- REQUIRED TASK -
Copy every record word for word.

[Part of a data file]
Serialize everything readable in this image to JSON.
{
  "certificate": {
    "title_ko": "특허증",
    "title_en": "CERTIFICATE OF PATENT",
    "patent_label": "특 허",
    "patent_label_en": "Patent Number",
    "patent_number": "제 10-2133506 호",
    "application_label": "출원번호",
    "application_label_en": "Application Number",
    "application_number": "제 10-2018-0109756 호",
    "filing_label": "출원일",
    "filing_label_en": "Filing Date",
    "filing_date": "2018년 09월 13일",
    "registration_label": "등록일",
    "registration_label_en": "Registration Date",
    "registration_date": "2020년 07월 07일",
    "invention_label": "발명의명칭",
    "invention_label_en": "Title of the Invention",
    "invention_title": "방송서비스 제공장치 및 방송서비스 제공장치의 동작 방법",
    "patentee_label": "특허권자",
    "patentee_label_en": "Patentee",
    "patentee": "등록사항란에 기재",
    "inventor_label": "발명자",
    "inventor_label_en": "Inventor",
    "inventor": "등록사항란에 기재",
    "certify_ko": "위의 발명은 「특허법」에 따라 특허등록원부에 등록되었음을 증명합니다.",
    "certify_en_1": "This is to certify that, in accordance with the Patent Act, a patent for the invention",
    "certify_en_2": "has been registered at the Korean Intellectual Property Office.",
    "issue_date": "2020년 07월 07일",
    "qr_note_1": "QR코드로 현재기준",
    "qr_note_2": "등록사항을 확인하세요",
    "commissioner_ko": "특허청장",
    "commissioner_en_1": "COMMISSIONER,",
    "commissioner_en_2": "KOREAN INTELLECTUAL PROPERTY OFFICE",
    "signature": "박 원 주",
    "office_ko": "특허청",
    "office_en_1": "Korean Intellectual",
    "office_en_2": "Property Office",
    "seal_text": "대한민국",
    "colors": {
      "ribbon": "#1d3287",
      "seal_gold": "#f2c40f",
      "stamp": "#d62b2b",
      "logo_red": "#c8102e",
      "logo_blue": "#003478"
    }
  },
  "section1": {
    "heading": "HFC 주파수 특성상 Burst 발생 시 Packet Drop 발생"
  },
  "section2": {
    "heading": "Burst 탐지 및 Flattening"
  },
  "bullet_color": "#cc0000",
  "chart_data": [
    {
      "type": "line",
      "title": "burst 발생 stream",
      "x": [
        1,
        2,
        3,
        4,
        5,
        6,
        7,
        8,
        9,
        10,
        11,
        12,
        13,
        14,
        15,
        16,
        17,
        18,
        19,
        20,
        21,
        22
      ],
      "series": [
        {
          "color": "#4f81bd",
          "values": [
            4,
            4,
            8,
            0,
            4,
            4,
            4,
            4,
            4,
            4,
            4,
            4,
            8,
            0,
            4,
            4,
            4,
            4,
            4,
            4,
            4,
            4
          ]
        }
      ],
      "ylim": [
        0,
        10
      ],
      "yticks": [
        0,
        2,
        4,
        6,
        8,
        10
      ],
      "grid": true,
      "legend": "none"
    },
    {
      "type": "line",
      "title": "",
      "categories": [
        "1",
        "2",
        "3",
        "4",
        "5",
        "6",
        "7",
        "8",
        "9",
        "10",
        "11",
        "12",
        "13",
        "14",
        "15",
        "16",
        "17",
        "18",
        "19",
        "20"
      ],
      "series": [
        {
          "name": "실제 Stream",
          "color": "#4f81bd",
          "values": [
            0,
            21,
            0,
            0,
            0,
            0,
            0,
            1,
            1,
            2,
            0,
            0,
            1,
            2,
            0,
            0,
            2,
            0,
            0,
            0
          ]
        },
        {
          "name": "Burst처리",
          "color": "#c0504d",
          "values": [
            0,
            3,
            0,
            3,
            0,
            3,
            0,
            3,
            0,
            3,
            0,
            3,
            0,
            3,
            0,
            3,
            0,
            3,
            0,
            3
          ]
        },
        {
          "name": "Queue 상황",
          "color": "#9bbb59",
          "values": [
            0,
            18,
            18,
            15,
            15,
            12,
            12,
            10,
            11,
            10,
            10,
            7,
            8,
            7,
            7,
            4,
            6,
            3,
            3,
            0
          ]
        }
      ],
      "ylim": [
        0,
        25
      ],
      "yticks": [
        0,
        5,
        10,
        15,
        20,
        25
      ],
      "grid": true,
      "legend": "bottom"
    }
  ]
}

- RESULT OF THE TASK -
Serialize everything readable in this image to JSON.
{
  "certificate": {
    "title_ko": "특허증",
    "title_en": "CERTIFICATE OF PATENT",
    "patent_label": "특 허",
    "patent_label_en": "Patent Number",
    "patent_number": "제 10-2133506 호",
    "application_label": "출원번호",
    "application_label_en": "Application Number",
    "application_number": "제 10-2018-0109756 호",
    "filing_label": "출원일",
    "filing_label_en": "Filing Date",
    "filing_date": "2018년 09월 13일",
    "registration_label": "등록일",
    "registration_label_en": "Registration Date",
    "registration_date": "2020년 07월 07일",
    "invention_label": "발명의명칭",
    "invention_label_en": "Title of the Invention",
    "invention_title": "방송서비스 제공장치 및 방송서비스 제공장치의 동작 방법",
    "patentee_label": "특허권자",
    "patentee_label_en": "Patentee",
    "patentee": "등록사항란에 기재",
    "inventor_label": "발명자",
    "inventor_label_en": "Inventor",
    "inventor": "등록사항란에 기재",
    "certify_ko": "위의 발명은 「특허법」에 따라 특허등록원부에 등록되었음을 증명합니다.",
    "certify_en_1": "This is to certify that, in accordance with the Patent Act, a patent for the invention",
    "certify_en_2": "has been registered at the Korean Intellectual Property Office.",
    "issue_date": "2020년 07월 07일",
    "qr_note_1": "QR코드로 현재기준",
    "qr_note_2": "등록사항을 확인하세요",
    "commissioner_ko": "특허청장",
    "commissioner_en_1": "COMMISSIONER,",
    "commissioner_en_2": "KOREAN INTELLECTUAL PROPERTY OFFICE",
    "signature": "박 원 주",
    "office_ko": "특허청",
    "office_en_1": "Korean Intellectual",
    "office_en_2": "Property Office",
    "seal_text": "대한민국",
    "colors": {
      "ribbon": "#1d3287",
      "seal_gold": "#f2c40f",
      "stamp": "#d62b2b",
      "logo_red": "#c8102e",
      "logo_blue": "#003478"
    }
  },
  "section1": {
    "heading": "HFC 주파수 특성상 Burst 발생 시 Packet Drop 발생"
  },
  "section2": {
    "heading": "Burst 탐지 및 Flattening"
  },
  "bullet_color": "#cc0000",
  "chart_data": [
    {
      "type": "line",
      "title": "burst 발생 stream",
      "x": [
        1,
        2,
        3,
        4,
        5,
        6,
        7,
        8,
        9,
        10,
        11,
        12,
        13,
        14,
        15,
        16,
        17,
        18,
        19,
        20,
        21,
        22
      ],
      "series": [
        {
          "color": "#4f81bd",
          "values": [
            4,
            4,
            8,
            0,
            4,
            4,
            4,
            4,
            4,
            4,
            4,
            4,
            8,
            0,
            4,
            4,
            4,
            4,
            4,
            4,
            4,
            4
          ]
        }
      ],
      "ylim": [
        0,
        10
      ],
      "yticks": [
        0,
        2,
        4,
        6,
        8,
        10
      ],
      "grid": true,
      "legend": "none"
    },
    {
      "type": "line",
      "title": "",
      "categories": [
        "1",
        "2",
        "3",
        "4",
        "5",
        "6",
        "7",
        "8",
        "9",
        "10",
        "11",
        "12",
        "13",
        "14",
        "15",
        "16",
        "17",
        "18",
        "19",
        "20"
      ],
      "series": [
        {
          "name": "실제 Stream",
          "color": "#4f81bd",
          "values": [
            0,
            21,
            0,
            0,
            0,
            0,
            0,
            1,
            1,
            2,
            0,
            0,
            1,
            2,
            0,
            0,
            2,
            0,
            0,
            0
          ]
        },
        {
          "name": "Burst처리",
          "color": "#c0504d",
          "values": [
            0,
            3,
            0,
            3,
            0,
            3,
            0,
            3,
            0,
            3,
            0,
            3,
            0,
            3,
            0,
            3,
            0,
            3,
            0,
            3
          ]
        },
        {
          "name": "Queue 상황",
          "color": "#9bbb59",
          "values": [
            0,
            18,
            18,
            15,
            15,
            12,
            12,
            10,
            11,
            10,
            10,
            7,
            8,
            7,
            7,
            4,
            6,
            3,
            3,
            0
          ]
        }
      ],
      "ylim": [
        0,
        25
      ],
      "yticks": [
        0,
        5,
        10,
        15,
        20,
        25
      ],
      "grid": true,
      "legend": "bottom"
    }
  ]
}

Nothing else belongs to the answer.